EXERCISE TASK: Without altering anything, output the material below.

DATA FOR THIS EXERCISE:
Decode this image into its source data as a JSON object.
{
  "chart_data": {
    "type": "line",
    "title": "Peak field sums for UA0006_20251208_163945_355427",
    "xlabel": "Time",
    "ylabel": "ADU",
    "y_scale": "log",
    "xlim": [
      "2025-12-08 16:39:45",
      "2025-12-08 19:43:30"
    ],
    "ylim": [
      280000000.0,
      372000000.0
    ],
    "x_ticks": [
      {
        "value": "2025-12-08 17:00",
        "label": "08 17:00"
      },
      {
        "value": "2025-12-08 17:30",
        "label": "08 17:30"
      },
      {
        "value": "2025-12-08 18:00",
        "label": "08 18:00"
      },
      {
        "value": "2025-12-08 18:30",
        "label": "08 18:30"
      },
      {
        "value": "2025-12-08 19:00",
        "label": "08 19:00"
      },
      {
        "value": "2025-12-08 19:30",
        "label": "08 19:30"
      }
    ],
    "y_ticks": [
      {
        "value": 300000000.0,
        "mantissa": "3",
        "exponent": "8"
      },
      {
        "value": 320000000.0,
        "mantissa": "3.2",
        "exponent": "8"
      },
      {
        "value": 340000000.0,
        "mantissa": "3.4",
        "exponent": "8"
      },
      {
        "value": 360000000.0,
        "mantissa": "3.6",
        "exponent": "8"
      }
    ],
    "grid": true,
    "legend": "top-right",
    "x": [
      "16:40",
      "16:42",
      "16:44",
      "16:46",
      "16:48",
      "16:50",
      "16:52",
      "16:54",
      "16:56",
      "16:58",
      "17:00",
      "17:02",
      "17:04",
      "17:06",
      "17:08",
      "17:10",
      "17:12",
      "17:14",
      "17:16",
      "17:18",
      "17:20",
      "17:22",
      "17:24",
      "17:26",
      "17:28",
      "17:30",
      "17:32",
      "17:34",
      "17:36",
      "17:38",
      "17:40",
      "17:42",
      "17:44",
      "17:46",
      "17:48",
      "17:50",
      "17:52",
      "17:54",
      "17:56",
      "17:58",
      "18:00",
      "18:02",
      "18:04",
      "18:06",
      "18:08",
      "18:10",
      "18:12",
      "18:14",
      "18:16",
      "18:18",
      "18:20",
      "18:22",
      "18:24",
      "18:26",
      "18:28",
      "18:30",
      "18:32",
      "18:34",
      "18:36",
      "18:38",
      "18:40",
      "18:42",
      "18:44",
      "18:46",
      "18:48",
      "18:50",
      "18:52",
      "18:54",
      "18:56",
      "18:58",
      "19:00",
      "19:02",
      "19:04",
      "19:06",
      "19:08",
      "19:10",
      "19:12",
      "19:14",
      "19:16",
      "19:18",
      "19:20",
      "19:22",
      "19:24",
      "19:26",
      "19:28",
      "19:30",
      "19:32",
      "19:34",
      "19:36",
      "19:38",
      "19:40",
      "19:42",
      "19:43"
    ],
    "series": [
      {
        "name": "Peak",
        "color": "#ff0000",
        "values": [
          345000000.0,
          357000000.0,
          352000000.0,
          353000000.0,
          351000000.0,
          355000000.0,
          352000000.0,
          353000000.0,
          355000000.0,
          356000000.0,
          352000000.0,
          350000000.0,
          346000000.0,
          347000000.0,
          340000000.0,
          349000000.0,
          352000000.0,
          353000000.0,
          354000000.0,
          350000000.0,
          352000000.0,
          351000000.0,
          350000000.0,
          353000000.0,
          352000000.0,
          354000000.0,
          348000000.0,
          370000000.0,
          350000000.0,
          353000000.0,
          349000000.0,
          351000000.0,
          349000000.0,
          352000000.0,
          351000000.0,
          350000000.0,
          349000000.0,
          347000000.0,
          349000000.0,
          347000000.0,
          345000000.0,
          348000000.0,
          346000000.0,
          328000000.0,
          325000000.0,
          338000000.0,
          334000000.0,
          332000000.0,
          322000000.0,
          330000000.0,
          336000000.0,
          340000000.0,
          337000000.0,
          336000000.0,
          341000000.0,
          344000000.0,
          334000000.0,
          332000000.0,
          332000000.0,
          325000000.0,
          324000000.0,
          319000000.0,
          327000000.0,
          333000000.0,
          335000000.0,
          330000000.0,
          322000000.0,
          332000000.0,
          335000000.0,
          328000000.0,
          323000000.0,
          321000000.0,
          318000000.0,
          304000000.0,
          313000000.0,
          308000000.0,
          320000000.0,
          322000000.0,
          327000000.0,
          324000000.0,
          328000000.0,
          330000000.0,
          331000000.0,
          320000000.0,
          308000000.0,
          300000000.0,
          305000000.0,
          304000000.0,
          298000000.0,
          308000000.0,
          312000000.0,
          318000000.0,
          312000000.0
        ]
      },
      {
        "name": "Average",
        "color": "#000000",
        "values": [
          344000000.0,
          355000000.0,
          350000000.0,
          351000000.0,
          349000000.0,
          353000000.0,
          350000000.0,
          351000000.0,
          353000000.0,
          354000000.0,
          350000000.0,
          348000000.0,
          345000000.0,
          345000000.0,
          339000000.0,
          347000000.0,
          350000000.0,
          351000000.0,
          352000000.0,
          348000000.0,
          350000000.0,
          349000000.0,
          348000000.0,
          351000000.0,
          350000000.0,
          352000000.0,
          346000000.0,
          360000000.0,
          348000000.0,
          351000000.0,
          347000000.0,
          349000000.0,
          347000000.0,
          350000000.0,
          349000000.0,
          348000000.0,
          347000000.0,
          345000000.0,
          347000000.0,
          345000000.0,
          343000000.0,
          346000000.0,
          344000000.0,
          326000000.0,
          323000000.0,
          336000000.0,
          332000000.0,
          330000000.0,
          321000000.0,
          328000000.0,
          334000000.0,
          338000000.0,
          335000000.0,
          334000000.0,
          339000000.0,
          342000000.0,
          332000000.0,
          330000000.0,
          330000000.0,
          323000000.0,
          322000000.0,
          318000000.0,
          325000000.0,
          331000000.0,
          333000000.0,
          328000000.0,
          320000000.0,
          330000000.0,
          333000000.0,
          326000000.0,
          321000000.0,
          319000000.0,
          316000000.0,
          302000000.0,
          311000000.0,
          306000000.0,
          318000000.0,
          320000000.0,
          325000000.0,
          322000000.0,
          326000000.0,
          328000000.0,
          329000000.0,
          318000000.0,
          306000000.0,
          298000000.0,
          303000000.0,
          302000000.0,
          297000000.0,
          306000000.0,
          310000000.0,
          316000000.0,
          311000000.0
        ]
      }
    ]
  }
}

FULL RESPONSE:
Decode this image into its source data as a JSON object.
{
  "chart_data": {
    "type": "line",
    "title": "Peak field sums for UA0006_20251208_163945_355427",
    "xlabel": "Time",
    "ylabel": "ADU",
    "y_scale": "log",
    "xlim": [
      "2025-12-08 16:39:45",
      "2025-12-08 19:43:30"
    ],
    "ylim": [
      280000000.0,
      372000000.0
    ],
    "x_ticks": [
      {
        "value": "2025-12-08 17:00",
        "label": "08 17:00"
      },
      {
        "value": "2025-12-08 17:30",
        "label": "08 17:30"
      },
      {
        "value": "2025-12-08 18:00",
        "label": "08 18:00"
      },
      {
        "value": "2025-12-08 18:30",
        "label": "08 18:30"
      },
      {
        "value": "2025-12-08 19:00",
        "label": "08 19:00"
      },
      {
        "value": "2025-12-08 19:30",
        "label": "08 19:30"
      }
    ],
    "y_ticks": [
      {
        "value": 300000000.0,
        "mantissa": "3",
        "exponent": "8"
      },
      {
        "value": 320000000.0,
        "mantissa": "3.2",
        "exponent": "8"
      },
      {
        "value": 340000000.0,
        "mantissa": "3.4",
        "exponent": "8"
      },
      {
        "value": 360000000.0,
        "mantissa": "3.6",
        "exponent": "8"
      }
    ],
    "grid": true,
    "legend": "top-right",
    "x": [
      "16:40",
      "16:42",
      "16:44",
      "16:46",
      "16:48",
      "16:50",
      "16:52",
      "16:54",
      "16:56",
      "16:58",
      "17:00",
      "17:02",
      "17:04",
      "17:06",
      "17:08",
      "17:10",
      "17:12",
      "17:14",
      "17:16",
      "17:18",
      "17:20",
      "17:22",
      "17:24",
      "17:26",
      "17:28",
      "17:30",
      "17:32",
      "17:34",
      "17:36",
      "17:38",
      "17:40",
      "17:42",
      "17:44",
      "17:46",
      "17:48",
      "17:50",
      "17:52",
      "17:54",
      "17:56",
      "17:58",
      "18:00",
      "18:02",
      "18:04",
      "18:06",
      "18:08",
      "18:10",
      "18:12",
      "18:14",
      "18:16",
      "18:18",
      "18:20",
      "18:22",
      "18:24",
      "18:26",
      "18:28",
      "18:30",
      "18:32",
      "18:34",
      "18:36",
      "18:38",
      "18:40",
      "18:42",
      "18:44",
      "18:46",
      "18:48",
      "18:50",
      "18:52",
      "18:54",
      "18:56",
      "18:58",
      "19:00",
      "19:02",
      "19:04",
      "19:06",
      "19:08",
      "19:10",
      "19:12",
      "19:14",
      "19:16",
      "19:18",
      "19:20",
      "19:22",
      "19:24",
      "19:26",
      "19:28",
      "19:30",
      "19:32",
      "19:34",
      "19:36",
      "19:38",
      "19:40",
      "19:42",
      "19:43"
    ],
    "series": [
      {
        "name": "Peak",
        "color": "#ff0000",
        "values": [
          345000000.0,
          357000000.0,
          352000000.0,
          353000000.0,
          351000000.0,
          355000000.0,
          352000000.0,
          353000000.0,
          355000000.0,
          356000000.0,
          352000000.0,
          350000000.0,
          346000000.0,
          347000000.0,
          340000000.0,
          349000000.0,
          352000000.0,
          353000000.0,
          354000000.0,
          350000000.0,
          352000000.0,
          351000000.0,
          350000000.0,
          353000000.0,
          352000000.0,
          354000000.0,
          348000000.0,
          370000000.0,
          350000000.0,
          353000000.0,
          349000000.0,
          351000000.0,
          349000000.0,
          352000000.0,
          351000000.0,
          350000000.0,
          349000000.0,
          347000000.0,
          349000000.0,
          347000000.0,
          345000000.0,
          348000000.0,
          346000000.0,
          328000000.0,
          325000000.0,
          338000000.0,
          334000000.0,
          332000000.0,
          322000000.0,
          330000000.0,
          336000000.0,
          340000000.0,
          337000000.0,
          336000000.0,
          341000000.0,
          344000000.0,
          334000000.0,
          332000000.0,
          332000000.0,
          325000000.0,
          324000000.0,
          319000000.0,
          327000000.0,
          333000000.0,
          335000000.0,
          330000000.0,
          322000000.0,
          332000000.0,
          335000000.0,
          328000000.0,
          323000000.0,
          321000000.0,
          318000000.0,
          304000000.0,
          313000000.0,
          308000000.0,
          320000000.0,
          322000000.0,
          327000000.0,
          324000000.0,
          328000000.0,
          330000000.0,
          331000000.0,
          320000000.0,
          308000000.0,
          300000000.0,
          305000000.0,
          304000000.0,
          298000000.0,
          308000000.0,
          312000000.0,
          318000000.0,
          312000000.0
        ]
      },
      {
        "name": "Average",
        "color": "#000000",
        "values": [
          344000000.0,
          355000000.0,
          350000000.0,
          351000000.0,
          349000000.0,
          353000000.0,
          350000000.0,
          351000000.0,
          353000000.0,
          354000000.0,
          350000000.0,
          348000000.0,
          345000000.0,
          345000000.0,
          339000000.0,
          347000000.0,
          350000000.0,
          351000000.0,
          352000000.0,
          348000000.0,
          350000000.0,
          349000000.0,
          348000000.0,
          351000000.0,
          350000000.0,
          352000000.0,
          346000000.0,
          360000000.0,
          348000000.0,
          351000000.0,
          347000000.0,
          349000000.0,
          347000000.0,
          350000000.0,
          349000000.0,
          348000000.0,
          347000000.0,
          345000000.0,
          347000000.0,
          345000000.0,
          343000000.0,
          346000000.0,
          344000000.0,
          326000000.0,
          323000000.0,
          336000000.0,
          332000000.0,
          330000000.0,
          321000000.0,
          328000000.0,
          334000000.0,
          338000000.0,
          335000000.0,
          334000000.0,
          339000000.0,
          342000000.0,
          332000000.0,
          330000000.0,
          330000000.0,
          323000000.0,
          322000000.0,
          318000000.0,
          325000000.0,
          331000000.0,
          333000000.0,
          328000000.0,
          320000000.0,
          330000000.0,
          333000000.0,
          326000000.0,
          321000000.0,
          319000000.0,
          316000000.0,
          302000000.0,
          311000000.0,
          306000000.0,
          318000000.0,
          320000000.0,
          325000000.0,
          322000000.0,
          326000000.0,
          328000000.0,
          329000000.0,
          318000000.0,
          306000000.0,
          298000000.0,
          303000000.0,
          302000000.0,
          297000000.0,
          306000000.0,
          310000000.0,
          316000000.0,
          311000000.0
        ]
      }
    ]
  }
}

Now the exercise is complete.